───── Records to use

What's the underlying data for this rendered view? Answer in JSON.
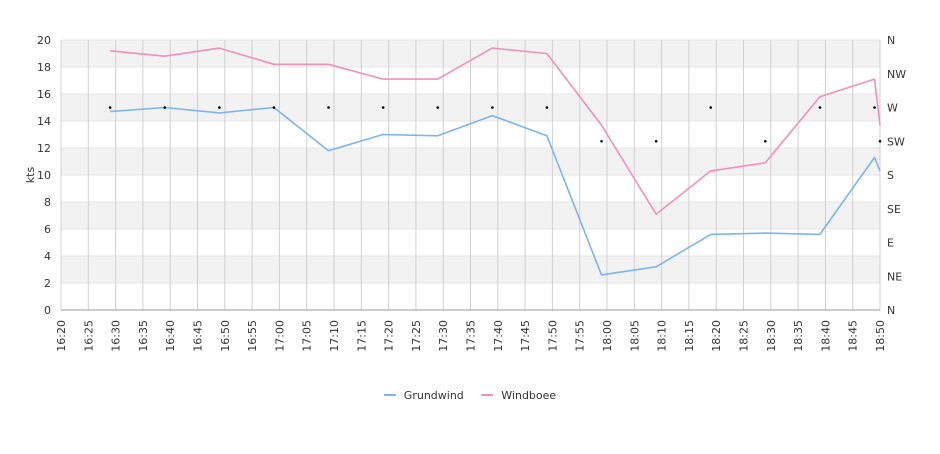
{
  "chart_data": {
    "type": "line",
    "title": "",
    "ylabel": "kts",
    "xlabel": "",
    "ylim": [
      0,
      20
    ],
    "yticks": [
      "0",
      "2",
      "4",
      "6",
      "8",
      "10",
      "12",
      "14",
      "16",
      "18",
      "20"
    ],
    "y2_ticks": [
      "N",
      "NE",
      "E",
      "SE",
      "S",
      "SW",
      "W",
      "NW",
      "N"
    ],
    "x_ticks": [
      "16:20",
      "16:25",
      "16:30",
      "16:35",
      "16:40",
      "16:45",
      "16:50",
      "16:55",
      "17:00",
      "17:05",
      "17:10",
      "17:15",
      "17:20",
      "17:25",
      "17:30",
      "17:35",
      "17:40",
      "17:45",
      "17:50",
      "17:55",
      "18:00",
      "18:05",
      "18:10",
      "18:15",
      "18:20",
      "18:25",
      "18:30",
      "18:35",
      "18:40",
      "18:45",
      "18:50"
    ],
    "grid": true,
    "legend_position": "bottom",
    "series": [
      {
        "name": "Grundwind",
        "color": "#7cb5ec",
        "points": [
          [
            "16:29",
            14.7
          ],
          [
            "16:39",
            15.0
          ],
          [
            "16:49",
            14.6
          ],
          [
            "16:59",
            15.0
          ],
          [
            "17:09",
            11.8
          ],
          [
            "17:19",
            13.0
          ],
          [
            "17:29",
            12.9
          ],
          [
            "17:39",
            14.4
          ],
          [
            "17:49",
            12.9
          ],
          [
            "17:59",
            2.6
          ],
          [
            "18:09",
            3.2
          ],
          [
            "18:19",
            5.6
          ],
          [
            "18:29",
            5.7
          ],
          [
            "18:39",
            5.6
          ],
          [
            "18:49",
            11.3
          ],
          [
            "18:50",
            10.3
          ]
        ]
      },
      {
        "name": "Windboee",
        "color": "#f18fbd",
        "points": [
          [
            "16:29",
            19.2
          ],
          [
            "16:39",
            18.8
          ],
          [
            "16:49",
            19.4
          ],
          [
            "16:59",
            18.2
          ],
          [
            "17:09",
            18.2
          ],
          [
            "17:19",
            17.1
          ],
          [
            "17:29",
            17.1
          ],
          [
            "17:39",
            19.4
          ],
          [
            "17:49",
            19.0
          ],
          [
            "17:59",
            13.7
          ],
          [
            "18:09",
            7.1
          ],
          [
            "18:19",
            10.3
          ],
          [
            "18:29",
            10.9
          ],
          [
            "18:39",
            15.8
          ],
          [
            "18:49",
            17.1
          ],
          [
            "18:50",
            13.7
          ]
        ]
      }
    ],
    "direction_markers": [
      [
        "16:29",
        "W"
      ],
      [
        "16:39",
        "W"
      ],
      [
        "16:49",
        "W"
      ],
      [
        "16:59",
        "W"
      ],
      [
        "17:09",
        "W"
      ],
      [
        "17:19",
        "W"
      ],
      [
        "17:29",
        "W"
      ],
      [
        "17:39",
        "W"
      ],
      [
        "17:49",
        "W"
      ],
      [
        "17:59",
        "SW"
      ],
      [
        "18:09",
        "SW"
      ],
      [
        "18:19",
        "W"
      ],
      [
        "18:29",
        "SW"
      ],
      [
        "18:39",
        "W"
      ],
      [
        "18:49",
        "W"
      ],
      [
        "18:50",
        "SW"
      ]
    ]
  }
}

──────────
───── Records to use

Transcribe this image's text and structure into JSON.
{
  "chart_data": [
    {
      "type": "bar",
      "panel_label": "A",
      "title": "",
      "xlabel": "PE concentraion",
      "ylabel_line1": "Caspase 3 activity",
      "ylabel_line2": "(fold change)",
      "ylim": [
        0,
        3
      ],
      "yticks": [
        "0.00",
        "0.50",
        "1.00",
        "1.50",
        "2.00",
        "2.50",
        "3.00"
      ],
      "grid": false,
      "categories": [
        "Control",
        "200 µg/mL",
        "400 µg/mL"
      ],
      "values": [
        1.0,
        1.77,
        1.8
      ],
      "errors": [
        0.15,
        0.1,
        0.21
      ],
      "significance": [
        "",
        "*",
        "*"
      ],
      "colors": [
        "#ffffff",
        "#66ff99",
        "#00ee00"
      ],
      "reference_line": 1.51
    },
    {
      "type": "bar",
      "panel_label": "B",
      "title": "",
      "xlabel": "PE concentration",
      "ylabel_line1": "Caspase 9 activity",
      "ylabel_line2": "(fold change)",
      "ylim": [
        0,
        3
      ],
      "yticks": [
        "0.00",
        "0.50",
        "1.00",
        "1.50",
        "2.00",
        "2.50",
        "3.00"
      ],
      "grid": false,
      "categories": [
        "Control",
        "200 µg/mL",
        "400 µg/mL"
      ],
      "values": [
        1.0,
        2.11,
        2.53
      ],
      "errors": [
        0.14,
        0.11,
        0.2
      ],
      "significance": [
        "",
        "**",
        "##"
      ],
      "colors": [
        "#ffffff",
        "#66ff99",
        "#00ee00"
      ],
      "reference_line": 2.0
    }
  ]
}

──────────

Copy each line of the data that contains the word "JSON".

[Written solution]
What's the underlying data for this rendered view? Answer in JSON.
Transcribe this image's text and structure into JSON.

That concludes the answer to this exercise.